*** Passage to read

Transcript: The Briefing 08-11-14

The Briefing


 


August 11, 2014


This is a rush transcript. This copy may not be in its final form and may be updated.


It’s Monday, August 11, 2014. I’m Albert Mohler and this is The Briefing, a daily analysis of news and events from a Christian worldview.


1) Centrality of US to world politics a temporary stewardship


Even as the situation around the world seems to turn more complex and more deadly virtually every day, a very interesting article has appeared in The Telegraph in London, written by Dan Hodges.  The headline is this: “We May Not Like it, but Isis and Iraq Remind Us That We Need America to Be the World’s Policeman.”  Dan Hodges writes from a very interesting perspective.  He also writes as a British citizen, and looking at the present in the context of the recent history of the 20th century, he says it’s become increasingly clear that someone needs to take charge on the world stage. Someone needs to be a policeman in a world of increasing danger, mayhem, and lawlessness.  As he looks around the world, only one nation can fulfill that role, if imperfectly and inadequately, and that is the United States of America. When we consider the fact that the United States is often maligned either for acting or for not acting, we recognize that at any one of these critical turns, the United States seems to be the actor that the people, either hope will act or hope will not act, but no other nation comes even close to the centrality of purpose in history currently played by the United States of America.  To have this now argued by someone like Dan Hodges, in the pages of The Telegraph in London, should tell us something.  But his argument is particularly potent. In perhaps the most important sentence of his essay, he writes this:


There is only one thing worse than the United States acting as the world’s policeman. And that’s the United States not acting as the world’s policeman.

******

Task prompt: Continue The Briefing transcript on the United States as the world's policeman, starting right after its final sentence.

*** Dataset entries

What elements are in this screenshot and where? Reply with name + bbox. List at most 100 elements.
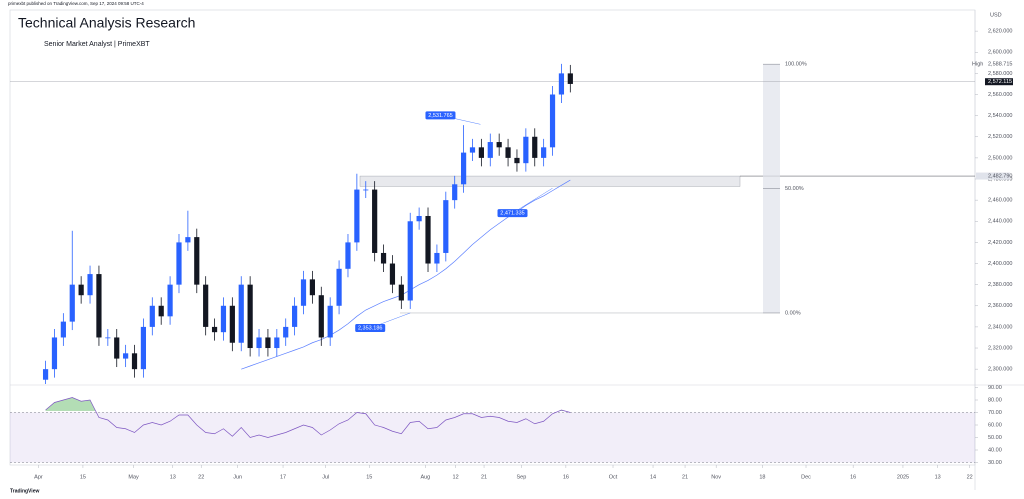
candle-body: [443, 200, 449, 253]
footer-logo: TradingView: [10, 488, 39, 494]
x-tick-label: 16: [563, 474, 569, 480]
subtitle: Senior Market Analyst | PrimeXBT: [44, 41, 150, 48]
candle-body: [247, 284, 253, 349]
candle-body: [558, 73, 565, 95]
x-tick-label: Sep: [517, 474, 527, 480]
candle-body: [42, 369, 49, 380]
candle-body: [265, 337, 271, 349]
candle-body: [176, 242, 182, 285]
candle-body: [211, 326, 218, 333]
x-tick-label: 13: [170, 474, 176, 480]
currency: USD: [990, 12, 1002, 18]
annotation-box: [425, 111, 456, 120]
candle-body: [416, 215, 422, 222]
x-tick-label: 22: [198, 474, 204, 480]
y2-tick-label: 40.00: [988, 447, 1002, 453]
y-tick-label: 2,360.000: [988, 303, 1012, 309]
candle-body: [60, 321, 66, 338]
candle-body: [549, 94, 556, 148]
candle-body: [336, 268, 342, 306]
annotation-box: [355, 323, 386, 332]
y2-tick-label: 50.00: [988, 435, 1002, 441]
y-tick-label: 2,400.000: [988, 261, 1012, 267]
candle-body: [505, 147, 511, 158]
x-tick-label: 21: [481, 474, 487, 480]
candle-body: [327, 305, 333, 338]
candle-body: [194, 237, 200, 285]
x-tick-label: 12: [453, 474, 459, 480]
candle-body: [514, 157, 520, 164]
y-tick-label: 2,580.000: [988, 71, 1012, 77]
candle-body: [567, 73, 573, 84]
candle-body: [398, 284, 404, 301]
candle-body: [203, 284, 209, 327]
y-tick-label: 2,420.000: [988, 240, 1012, 246]
moving-average: [241, 179, 571, 370]
candle-body: [452, 184, 458, 201]
candle-body: [292, 305, 298, 327]
candle-body: [363, 189, 369, 191]
candle-body: [158, 305, 164, 317]
rsi-line: [45, 397, 571, 438]
candle-body: [532, 136, 538, 158]
x-tick-label: Dec: [801, 474, 811, 480]
candle-body: [434, 252, 440, 264]
y-tick-label: 2,380.000: [988, 282, 1012, 288]
candle-body: [523, 136, 529, 164]
last-price-label: 2,572.115: [988, 79, 1012, 85]
candle-body: [167, 284, 173, 317]
candle-body: [140, 326, 147, 370]
x-tick-label: Aug: [420, 474, 430, 480]
candle-body: [496, 142, 502, 148]
candle-body: [283, 326, 289, 338]
candle-body: [149, 305, 155, 327]
y-tick-label: 2,300.000: [988, 367, 1012, 373]
x-tick-label: 16: [850, 474, 856, 480]
zone-tag: [976, 172, 1010, 180]
x-tick-label: 14: [650, 474, 656, 480]
annotation-label: 2,471.335: [500, 211, 524, 217]
x-tick-label: May: [128, 474, 139, 480]
high-value: 2,588.715: [988, 62, 1012, 68]
candle-body: [105, 337, 111, 339]
candle-body: [220, 305, 227, 333]
candle-body: [256, 337, 262, 349]
y-tick-label: 2,620.000: [988, 29, 1012, 35]
candle-body: [238, 284, 244, 343]
y-tick-label: 2,600.000: [988, 50, 1012, 56]
y-tick-label: 2,440.000: [988, 219, 1012, 225]
x-tick-label: 18: [759, 474, 765, 480]
candle-body: [407, 221, 413, 301]
rsi-band: [10, 412, 975, 463]
y-tick-label: 2,460.000: [988, 198, 1012, 204]
x-tick-label: Oct: [609, 474, 618, 480]
y2-tick-label: 80.00: [988, 397, 1002, 403]
x-tick-label: 22: [967, 474, 973, 480]
candle-body: [78, 284, 84, 296]
annotation-pointer: [512, 187, 553, 214]
candle-body: [469, 147, 476, 153]
x-tick-label: Jun: [233, 474, 242, 480]
x-tick-label: Jul: [322, 474, 329, 480]
candle-body: [541, 147, 547, 158]
candle-body: [274, 337, 280, 349]
candle-body: [425, 215, 431, 264]
y-tick-label: 2,320.000: [988, 345, 1012, 351]
y2-tick-label: 90.00: [988, 385, 1002, 391]
y-tick-label: 2,560.000: [988, 92, 1012, 98]
candle-body: [309, 279, 315, 296]
candle-body: [87, 274, 93, 296]
fib-label: 0.00%: [785, 310, 801, 316]
publish-note: primexbt published on TradingView.com, S…: [8, 1, 144, 6]
fib-label: 100.00%: [785, 62, 807, 68]
annotation-label: 2,353.186: [358, 325, 382, 331]
y-tick-label: 2,340.000: [988, 324, 1012, 330]
x-tick-label: Apr: [34, 474, 43, 480]
y2-tick-label: 30.00: [988, 460, 1002, 466]
candle-body: [487, 142, 493, 158]
y-tick-label: 2,500.000: [988, 155, 1012, 161]
y2-tick-label: 60.00: [988, 422, 1002, 428]
x-tick-label: 15: [80, 474, 86, 480]
x-tick-label: 13: [935, 474, 941, 480]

******

Task result:
He looks back to last week’s centennial anniversary, the beginning of the First World War, and he writes this:


The League of Nations, established at the Paris peace conference, was supposed to be the guardian of that everlasting peace.


That was the peace that was supposed to come after the war to end all wars. World War I which was concluded only after the United States, very reluctantly entered that world conflagration. He then wrote:


But the League of Nations collapsed. The world was again plunged into war. And the US was again forced to come to the world’s aid. “The US cannot act as our policeman,” the world said in gratitude, once that conflagration was over. So the United Nations was established.


He continues:


And today the United Nations is now as effective at enforcing peace and the rule of law as the old, defunct League. We spend a huge amount of time in this country (that means Britain) debating the failings of the European Union. But compared to the UN, the EU is a model of excellence in international governance.


He points to the face that the current leadership of the United Nations, General Secretary Ban Ki-moon, is basically not a real factor in terms of world affairs, especially in places appoints of crisis.  He issue statements but no one’s listening.   Dan Hodges then goes on to write:


The UN is no longer fit for purpose. In fact, the UN quite clearly no longer has any idea what its purpose is. The best that can be said for that benighted organization is that it’s morphed into an extension of the Red Cross.


Looking back to the United States, Dan Hodges argues that when Europeans and others around the world say they don’t want America to be the world’s policeman, he says what they really mean is: I don’t want America to be the world’s policeman and the world’s prosecutor judge and jury, as well.  Hodges says that’s a fair argument, but at the moment, he writes:


With the implosion of the authority of the UN, there is no effective prosecutor, judge or jury.


He points to the fact that:


Earlier this week the UN patted itself on the back for the successful conviction of Khmer Rouge leaders Nuon Chea and Khieu Samphan.


They were guilty of horrifying genocides in the nation of Cambodia in the 1970s.  He continues:


They are 88 and 83 respectively. Their victims – an estimated two million of them – died 40 years before. Pol Pot (the dictator who was at the heart of that genocide) himself never faced justice.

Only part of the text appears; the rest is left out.